[START OF INFORMATION SHOWN]

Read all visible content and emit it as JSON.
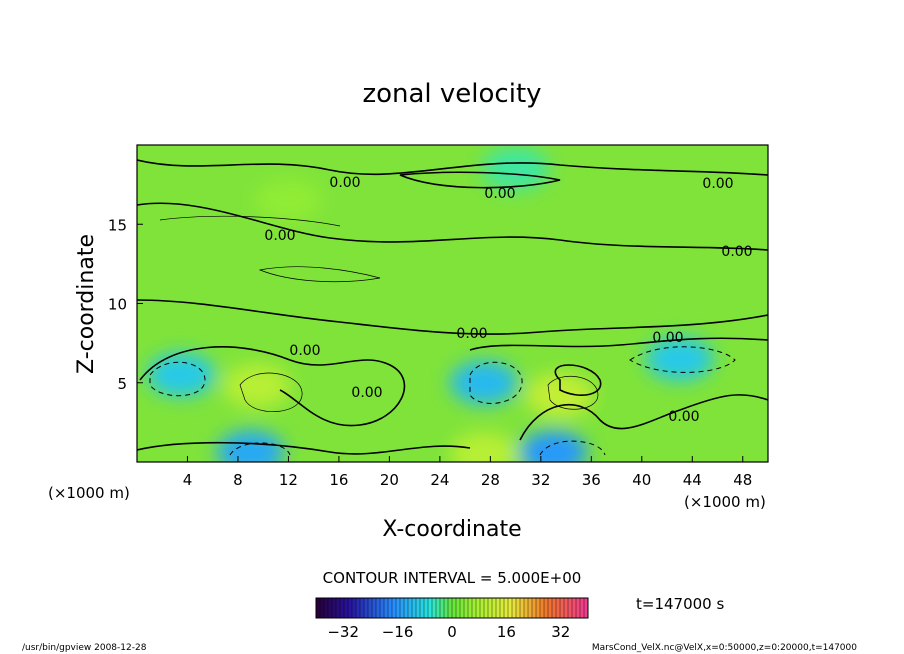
{
  "chart_data": {
    "type": "heatmap",
    "title": "zonal velocity",
    "xlabel": "X-coordinate",
    "ylabel": "Z-coordinate",
    "x_unit": "(×1000 m)",
    "xlim": [
      0,
      50
    ],
    "ylim": [
      0,
      20
    ],
    "x_ticks": [
      4,
      8,
      12,
      16,
      20,
      24,
      28,
      32,
      36,
      40,
      44,
      48
    ],
    "y_ticks": [
      5,
      10,
      15
    ],
    "contour_interval_text": "CONTOUR INTERVAL = 5.000E+00",
    "contour_labels": [
      "0.00",
      "0.00",
      "0.00",
      "0.00",
      "0.00",
      "0.00",
      "0.00",
      "0.00",
      "0.00",
      "0.00"
    ],
    "colorbar": {
      "ticks": [
        -32,
        -16,
        0,
        16,
        32
      ],
      "range": [
        -40,
        40
      ]
    },
    "time_label": "t=147000 s",
    "features": [
      {
        "x": 9.5,
        "z": 4.8,
        "value": 10
      },
      {
        "x": 33.5,
        "z": 4.2,
        "value": 12
      },
      {
        "x": 27.5,
        "z": 5.0,
        "value": -12
      },
      {
        "x": 3.5,
        "z": 5.5,
        "value": -10
      },
      {
        "x": 9.0,
        "z": 0.6,
        "value": -14
      },
      {
        "x": 27.5,
        "z": 0.5,
        "value": 10
      },
      {
        "x": 33.0,
        "z": 0.6,
        "value": -16
      },
      {
        "x": 43.0,
        "z": 6.5,
        "value": -10
      },
      {
        "x": 30.0,
        "z": 18.5,
        "value": -4
      },
      {
        "x": 12.0,
        "z": 16.5,
        "value": 5
      }
    ]
  },
  "footer": {
    "program": "/usr/bin/gpview  2008-12-28",
    "source": "MarsCond_VelX.nc@VelX,x=0:50000,z=0:20000,t=147000"
  },
  "colors": {
    "background_field": "#7fe33a",
    "positive": "#c8f03a",
    "negative": "#30e8c8",
    "strong_negative": "#22e6e6",
    "contour": "#000000"
  }
}
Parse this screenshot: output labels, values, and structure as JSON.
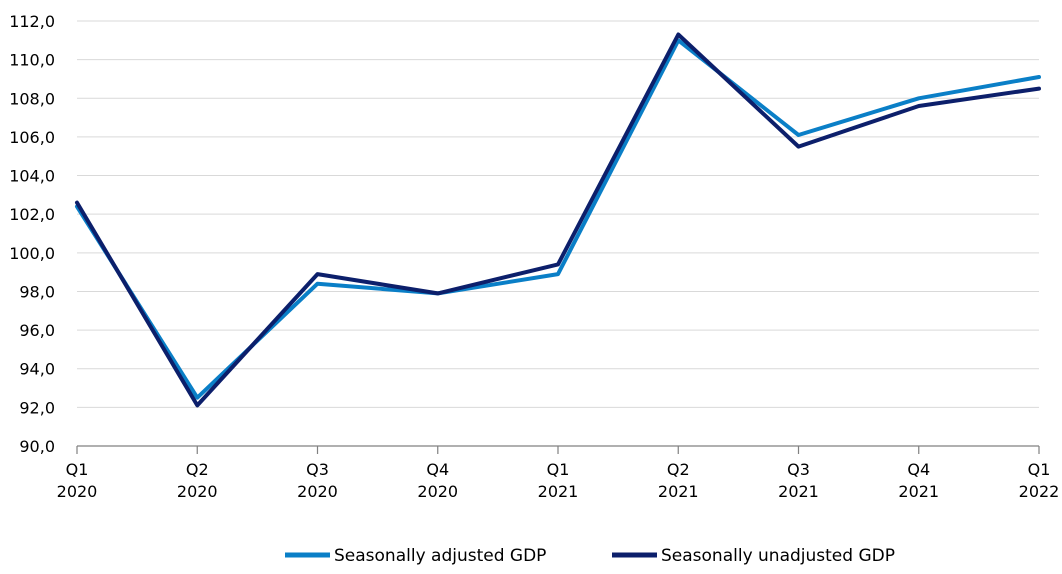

[END OF INFORMATION SHOWN]

◆ GIVEN PROBLEM ◆
Gather all lines of the records that include the word "coordinate".

◆ TASK RESULT ◆
    "xlabel": "X-coordinate",
    "ylabel": "Z-coordinate",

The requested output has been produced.